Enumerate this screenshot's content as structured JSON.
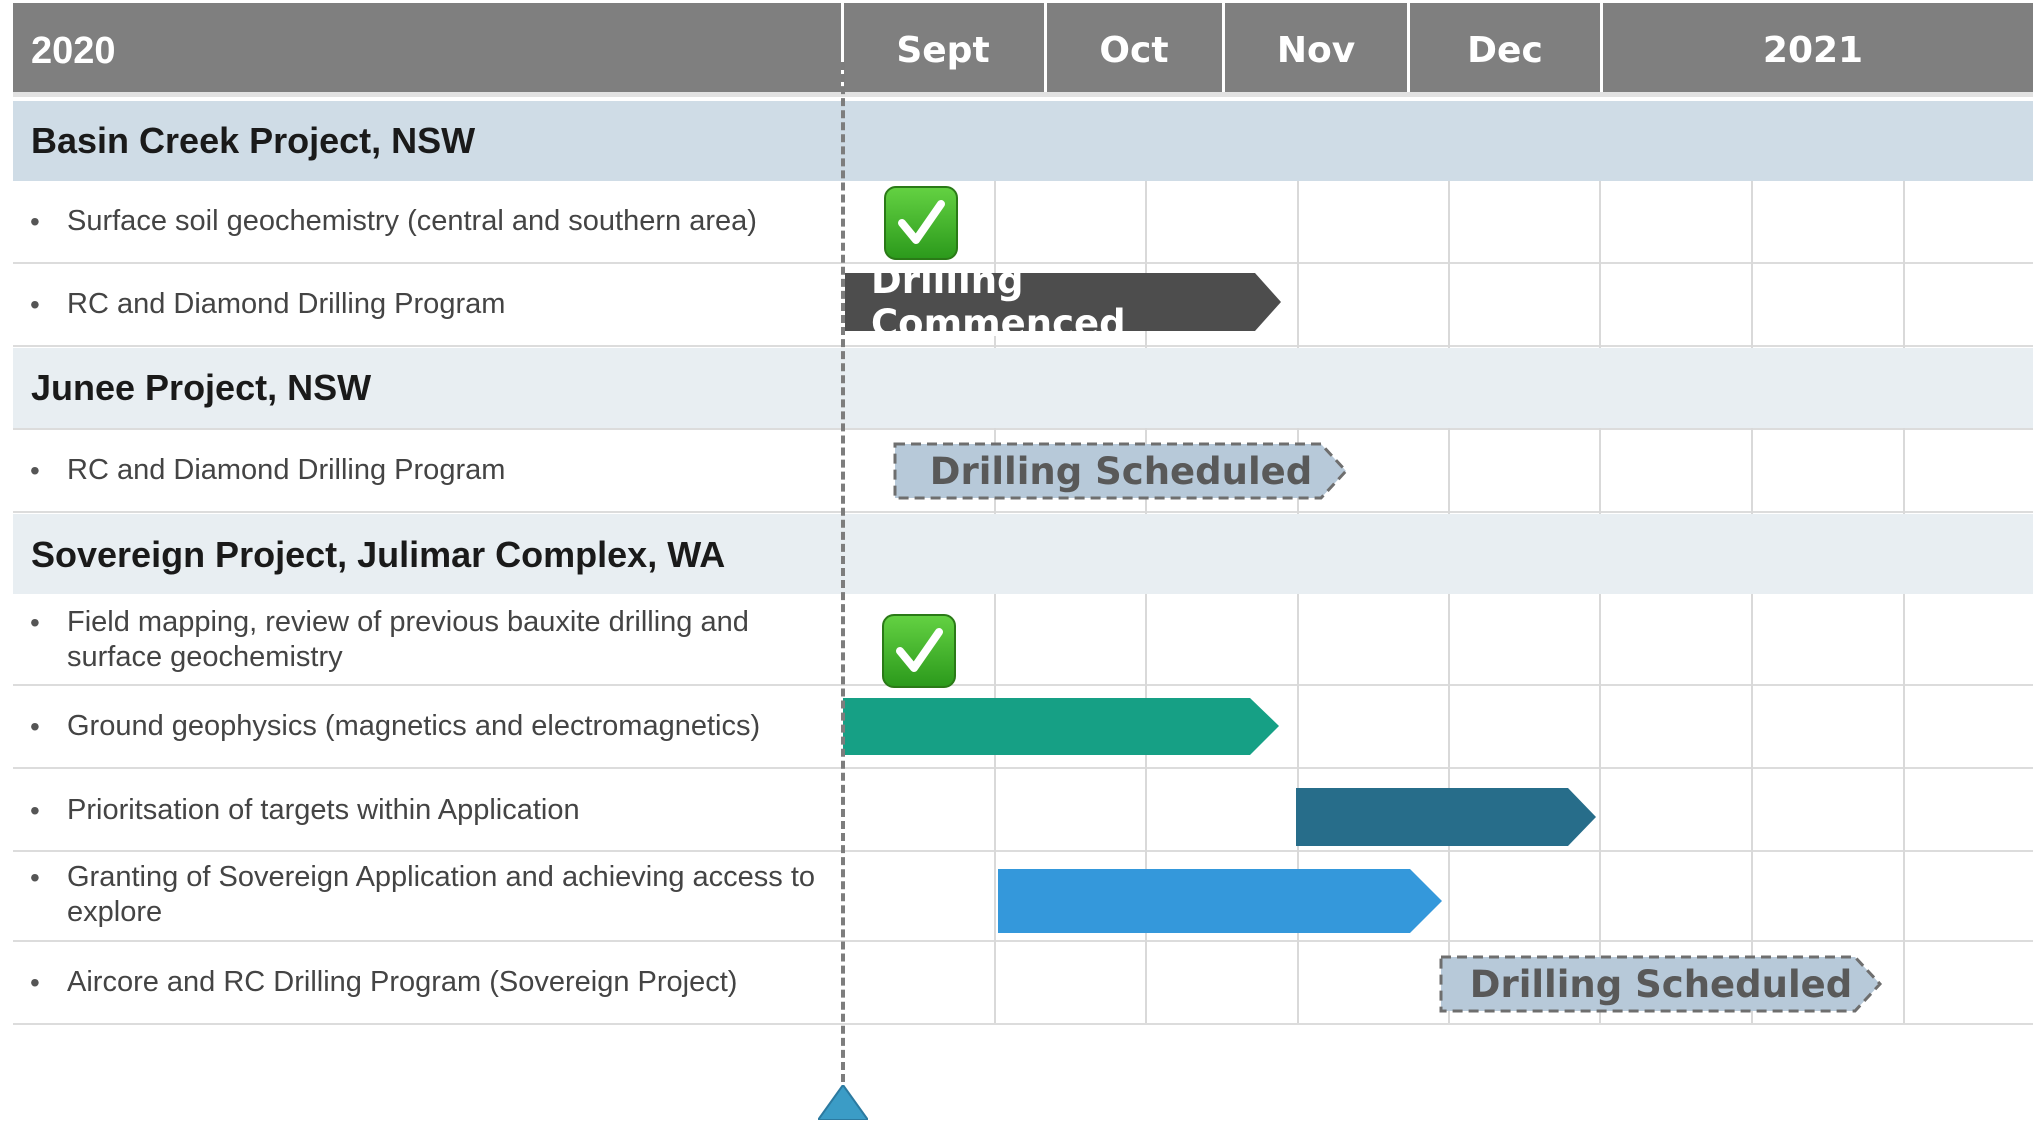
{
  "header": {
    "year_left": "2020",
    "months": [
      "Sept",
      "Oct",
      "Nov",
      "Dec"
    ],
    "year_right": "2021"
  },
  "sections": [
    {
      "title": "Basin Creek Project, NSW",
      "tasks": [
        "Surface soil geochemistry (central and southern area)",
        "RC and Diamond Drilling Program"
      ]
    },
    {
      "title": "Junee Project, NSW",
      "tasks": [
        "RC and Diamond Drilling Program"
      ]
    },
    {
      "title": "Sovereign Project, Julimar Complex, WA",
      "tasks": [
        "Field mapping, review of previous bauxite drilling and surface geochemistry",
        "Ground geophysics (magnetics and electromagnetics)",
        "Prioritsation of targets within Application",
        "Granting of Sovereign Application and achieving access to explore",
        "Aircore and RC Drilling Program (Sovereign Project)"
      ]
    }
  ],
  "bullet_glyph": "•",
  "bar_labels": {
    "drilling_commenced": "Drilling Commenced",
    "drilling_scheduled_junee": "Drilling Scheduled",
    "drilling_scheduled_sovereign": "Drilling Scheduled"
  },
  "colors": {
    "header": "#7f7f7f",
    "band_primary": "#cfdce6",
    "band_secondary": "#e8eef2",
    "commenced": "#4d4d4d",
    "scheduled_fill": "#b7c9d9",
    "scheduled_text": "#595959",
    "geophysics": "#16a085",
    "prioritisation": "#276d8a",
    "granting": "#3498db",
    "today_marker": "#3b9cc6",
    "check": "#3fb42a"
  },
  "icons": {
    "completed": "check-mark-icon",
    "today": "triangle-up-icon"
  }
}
= = =
Print all entries exactly. The images do not belong in the copy.

> SOLVED EXERCISE:
Enumerate this screenshot's content as structured JSON.
{
  "header": {
    "year_left": "2020",
    "months": [
      "Sept",
      "Oct",
      "Nov",
      "Dec"
    ],
    "year_right": "2021"
  },
  "sections": [
    {
      "title": "Basin Creek Project, NSW",
      "tasks": [
        "Surface soil geochemistry (central and southern area)",
        "RC and Diamond Drilling Program"
      ]
    },
    {
      "title": "Junee Project, NSW",
      "tasks": [
        "RC and Diamond Drilling Program"
      ]
    },
    {
      "title": "Sovereign Project, Julimar Complex, WA",
      "tasks": [
        "Field mapping, review of previous bauxite drilling and surface geochemistry",
        "Ground geophysics (magnetics and electromagnetics)",
        "Prioritsation of targets within Application",
        "Granting of Sovereign Application and achieving access to explore",
        "Aircore and RC Drilling Program (Sovereign Project)"
      ]
    }
  ],
  "bullet_glyph": "•",
  "bar_labels": {
    "drilling_commenced": "Drilling Commenced",
    "drilling_scheduled_junee": "Drilling Scheduled",
    "drilling_scheduled_sovereign": "Drilling Scheduled"
  },
  "colors": {
    "header": "#7f7f7f",
    "band_primary": "#cfdce6",
    "band_secondary": "#e8eef2",
    "commenced": "#4d4d4d",
    "scheduled_fill": "#b7c9d9",
    "scheduled_text": "#595959",
    "geophysics": "#16a085",
    "prioritisation": "#276d8a",
    "granting": "#3498db",
    "today_marker": "#3b9cc6",
    "check": "#3fb42a"
  },
  "icons": {
    "completed": "check-mark-icon",
    "today": "triangle-up-icon"
  }
}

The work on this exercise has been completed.